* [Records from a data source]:
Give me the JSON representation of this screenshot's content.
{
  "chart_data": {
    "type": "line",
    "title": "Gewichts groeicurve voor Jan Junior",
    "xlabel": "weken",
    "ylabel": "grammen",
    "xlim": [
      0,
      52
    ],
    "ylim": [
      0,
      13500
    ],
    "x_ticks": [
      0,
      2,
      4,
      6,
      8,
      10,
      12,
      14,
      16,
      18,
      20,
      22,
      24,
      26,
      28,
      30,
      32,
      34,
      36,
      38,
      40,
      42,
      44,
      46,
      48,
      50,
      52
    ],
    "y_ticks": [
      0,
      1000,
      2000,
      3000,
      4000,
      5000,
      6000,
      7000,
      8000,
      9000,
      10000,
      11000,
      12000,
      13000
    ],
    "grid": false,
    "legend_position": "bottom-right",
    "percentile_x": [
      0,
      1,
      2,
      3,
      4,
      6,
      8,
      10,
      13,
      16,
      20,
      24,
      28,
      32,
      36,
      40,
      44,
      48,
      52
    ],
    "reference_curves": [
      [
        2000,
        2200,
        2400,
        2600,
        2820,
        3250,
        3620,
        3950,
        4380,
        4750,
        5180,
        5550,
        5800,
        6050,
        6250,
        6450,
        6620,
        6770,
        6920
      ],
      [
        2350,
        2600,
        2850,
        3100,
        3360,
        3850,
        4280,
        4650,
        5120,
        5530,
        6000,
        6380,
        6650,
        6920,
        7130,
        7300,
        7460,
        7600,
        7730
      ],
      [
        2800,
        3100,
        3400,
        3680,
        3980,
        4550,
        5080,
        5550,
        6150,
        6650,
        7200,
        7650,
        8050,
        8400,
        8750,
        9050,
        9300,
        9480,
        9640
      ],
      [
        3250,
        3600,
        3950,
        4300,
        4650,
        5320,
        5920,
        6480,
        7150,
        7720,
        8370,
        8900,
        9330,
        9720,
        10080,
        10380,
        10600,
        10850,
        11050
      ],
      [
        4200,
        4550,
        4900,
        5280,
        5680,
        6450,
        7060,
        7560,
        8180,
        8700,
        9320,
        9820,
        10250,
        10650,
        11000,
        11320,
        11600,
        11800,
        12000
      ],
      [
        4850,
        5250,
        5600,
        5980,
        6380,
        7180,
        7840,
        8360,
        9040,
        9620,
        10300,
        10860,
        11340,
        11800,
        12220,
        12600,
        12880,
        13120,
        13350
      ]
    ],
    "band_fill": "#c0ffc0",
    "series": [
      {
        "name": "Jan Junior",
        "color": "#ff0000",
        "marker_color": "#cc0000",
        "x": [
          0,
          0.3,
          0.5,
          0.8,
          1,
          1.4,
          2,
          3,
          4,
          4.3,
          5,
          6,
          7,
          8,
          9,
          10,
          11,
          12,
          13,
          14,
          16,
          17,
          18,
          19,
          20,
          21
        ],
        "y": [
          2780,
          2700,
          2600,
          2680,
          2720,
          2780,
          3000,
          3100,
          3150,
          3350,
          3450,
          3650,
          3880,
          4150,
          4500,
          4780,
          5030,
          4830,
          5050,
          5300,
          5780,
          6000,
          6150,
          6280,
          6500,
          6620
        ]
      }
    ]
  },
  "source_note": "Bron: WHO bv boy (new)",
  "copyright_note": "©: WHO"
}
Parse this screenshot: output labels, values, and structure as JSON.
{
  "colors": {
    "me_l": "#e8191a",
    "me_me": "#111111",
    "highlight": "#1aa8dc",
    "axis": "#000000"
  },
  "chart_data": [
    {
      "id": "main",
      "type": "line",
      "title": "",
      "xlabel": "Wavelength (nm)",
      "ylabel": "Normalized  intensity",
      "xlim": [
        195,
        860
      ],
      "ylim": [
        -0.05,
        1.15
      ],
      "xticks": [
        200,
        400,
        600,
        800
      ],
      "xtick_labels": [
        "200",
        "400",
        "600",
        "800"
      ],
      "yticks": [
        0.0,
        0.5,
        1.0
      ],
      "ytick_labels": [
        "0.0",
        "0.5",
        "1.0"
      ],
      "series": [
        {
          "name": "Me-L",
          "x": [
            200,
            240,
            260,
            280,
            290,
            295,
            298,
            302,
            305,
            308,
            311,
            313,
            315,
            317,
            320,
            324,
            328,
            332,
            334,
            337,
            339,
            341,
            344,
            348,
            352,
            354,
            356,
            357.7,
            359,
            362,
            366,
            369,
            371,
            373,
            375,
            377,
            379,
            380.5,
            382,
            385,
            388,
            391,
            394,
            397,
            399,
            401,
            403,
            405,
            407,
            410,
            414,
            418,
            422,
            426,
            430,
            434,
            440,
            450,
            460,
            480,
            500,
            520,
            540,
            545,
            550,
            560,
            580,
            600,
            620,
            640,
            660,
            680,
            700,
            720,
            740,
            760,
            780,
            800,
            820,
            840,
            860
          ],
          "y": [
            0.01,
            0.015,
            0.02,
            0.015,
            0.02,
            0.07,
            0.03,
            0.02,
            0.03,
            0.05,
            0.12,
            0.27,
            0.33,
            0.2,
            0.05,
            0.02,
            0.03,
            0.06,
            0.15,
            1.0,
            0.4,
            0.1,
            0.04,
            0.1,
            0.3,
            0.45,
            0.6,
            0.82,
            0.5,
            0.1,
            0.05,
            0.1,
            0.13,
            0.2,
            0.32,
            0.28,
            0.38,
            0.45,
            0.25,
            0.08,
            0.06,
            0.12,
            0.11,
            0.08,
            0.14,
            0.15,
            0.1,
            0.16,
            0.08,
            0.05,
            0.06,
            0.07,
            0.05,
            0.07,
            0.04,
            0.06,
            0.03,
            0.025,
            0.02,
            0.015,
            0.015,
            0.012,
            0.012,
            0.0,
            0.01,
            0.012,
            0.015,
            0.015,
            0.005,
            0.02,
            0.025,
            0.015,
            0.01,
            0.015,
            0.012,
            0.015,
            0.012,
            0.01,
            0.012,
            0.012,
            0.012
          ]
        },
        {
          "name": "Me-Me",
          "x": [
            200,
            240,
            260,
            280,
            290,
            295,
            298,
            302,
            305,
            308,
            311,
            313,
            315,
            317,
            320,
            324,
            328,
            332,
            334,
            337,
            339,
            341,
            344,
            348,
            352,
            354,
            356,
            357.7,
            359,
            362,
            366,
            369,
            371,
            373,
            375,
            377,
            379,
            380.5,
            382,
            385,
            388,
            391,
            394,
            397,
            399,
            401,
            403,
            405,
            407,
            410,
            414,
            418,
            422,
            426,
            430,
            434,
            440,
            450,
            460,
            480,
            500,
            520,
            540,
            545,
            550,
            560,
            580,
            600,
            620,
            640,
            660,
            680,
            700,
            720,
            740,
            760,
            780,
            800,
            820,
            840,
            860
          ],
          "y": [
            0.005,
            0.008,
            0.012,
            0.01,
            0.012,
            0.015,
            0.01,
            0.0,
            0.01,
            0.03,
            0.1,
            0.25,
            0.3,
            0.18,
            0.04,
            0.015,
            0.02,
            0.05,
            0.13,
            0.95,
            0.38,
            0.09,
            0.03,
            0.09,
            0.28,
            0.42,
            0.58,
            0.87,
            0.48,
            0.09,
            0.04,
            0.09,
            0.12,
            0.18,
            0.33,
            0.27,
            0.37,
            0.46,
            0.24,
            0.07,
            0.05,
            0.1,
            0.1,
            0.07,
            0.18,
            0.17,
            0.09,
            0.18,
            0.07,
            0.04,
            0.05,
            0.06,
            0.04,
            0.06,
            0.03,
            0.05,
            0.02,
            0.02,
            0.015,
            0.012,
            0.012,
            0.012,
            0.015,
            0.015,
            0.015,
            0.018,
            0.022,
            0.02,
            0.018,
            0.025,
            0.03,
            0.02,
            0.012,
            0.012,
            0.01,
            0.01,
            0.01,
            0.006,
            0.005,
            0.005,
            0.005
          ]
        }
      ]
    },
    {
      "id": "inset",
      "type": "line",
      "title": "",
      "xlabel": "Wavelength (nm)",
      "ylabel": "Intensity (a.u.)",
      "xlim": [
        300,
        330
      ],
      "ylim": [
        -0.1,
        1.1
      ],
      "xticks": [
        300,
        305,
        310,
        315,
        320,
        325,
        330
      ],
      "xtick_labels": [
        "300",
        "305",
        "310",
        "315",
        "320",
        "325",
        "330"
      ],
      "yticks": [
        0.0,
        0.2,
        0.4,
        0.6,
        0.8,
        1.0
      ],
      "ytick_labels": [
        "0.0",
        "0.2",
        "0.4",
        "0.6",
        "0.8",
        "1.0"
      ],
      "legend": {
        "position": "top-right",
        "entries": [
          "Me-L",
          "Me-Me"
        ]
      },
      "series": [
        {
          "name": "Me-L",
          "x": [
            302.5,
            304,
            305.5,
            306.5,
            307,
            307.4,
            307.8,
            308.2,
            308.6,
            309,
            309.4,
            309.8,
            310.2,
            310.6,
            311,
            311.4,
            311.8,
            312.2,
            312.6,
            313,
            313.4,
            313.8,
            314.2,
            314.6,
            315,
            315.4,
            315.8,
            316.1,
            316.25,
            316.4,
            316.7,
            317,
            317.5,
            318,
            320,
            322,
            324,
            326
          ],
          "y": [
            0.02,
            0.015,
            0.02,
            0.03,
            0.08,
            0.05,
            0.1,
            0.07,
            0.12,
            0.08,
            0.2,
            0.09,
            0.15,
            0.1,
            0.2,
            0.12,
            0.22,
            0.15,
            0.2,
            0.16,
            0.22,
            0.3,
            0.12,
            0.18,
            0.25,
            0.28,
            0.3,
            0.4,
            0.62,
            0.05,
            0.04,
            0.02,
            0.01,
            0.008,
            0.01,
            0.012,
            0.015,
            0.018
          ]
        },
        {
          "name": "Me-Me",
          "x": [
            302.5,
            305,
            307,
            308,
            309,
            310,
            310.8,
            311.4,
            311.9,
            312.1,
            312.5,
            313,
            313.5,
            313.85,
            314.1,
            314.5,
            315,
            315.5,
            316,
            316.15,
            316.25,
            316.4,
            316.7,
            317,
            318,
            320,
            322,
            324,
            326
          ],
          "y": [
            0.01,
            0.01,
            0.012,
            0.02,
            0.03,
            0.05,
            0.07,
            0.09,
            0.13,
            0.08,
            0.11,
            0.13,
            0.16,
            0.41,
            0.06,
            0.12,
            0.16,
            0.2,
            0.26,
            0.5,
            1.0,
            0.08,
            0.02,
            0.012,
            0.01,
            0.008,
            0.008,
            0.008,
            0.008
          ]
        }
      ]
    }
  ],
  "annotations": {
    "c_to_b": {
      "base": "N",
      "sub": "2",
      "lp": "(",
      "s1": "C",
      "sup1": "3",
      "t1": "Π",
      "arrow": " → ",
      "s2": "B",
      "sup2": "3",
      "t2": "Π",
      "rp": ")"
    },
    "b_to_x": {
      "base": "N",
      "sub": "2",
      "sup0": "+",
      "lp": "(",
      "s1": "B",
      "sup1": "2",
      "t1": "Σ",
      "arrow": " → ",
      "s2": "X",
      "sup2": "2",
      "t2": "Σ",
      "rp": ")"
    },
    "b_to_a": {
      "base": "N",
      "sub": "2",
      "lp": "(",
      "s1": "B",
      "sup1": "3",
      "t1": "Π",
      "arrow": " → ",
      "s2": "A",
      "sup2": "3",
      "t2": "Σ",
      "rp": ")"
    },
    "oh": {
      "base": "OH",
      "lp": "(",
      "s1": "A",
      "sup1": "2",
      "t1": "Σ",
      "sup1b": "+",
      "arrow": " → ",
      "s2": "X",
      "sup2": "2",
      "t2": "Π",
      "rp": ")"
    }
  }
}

* [Exercise]: Write out every line of the data that holds the word "this".

* [Solution]:
Give me the JSON representation of this screenshot's content.
Parse this screenshot: output labels, values, and structure as JSON.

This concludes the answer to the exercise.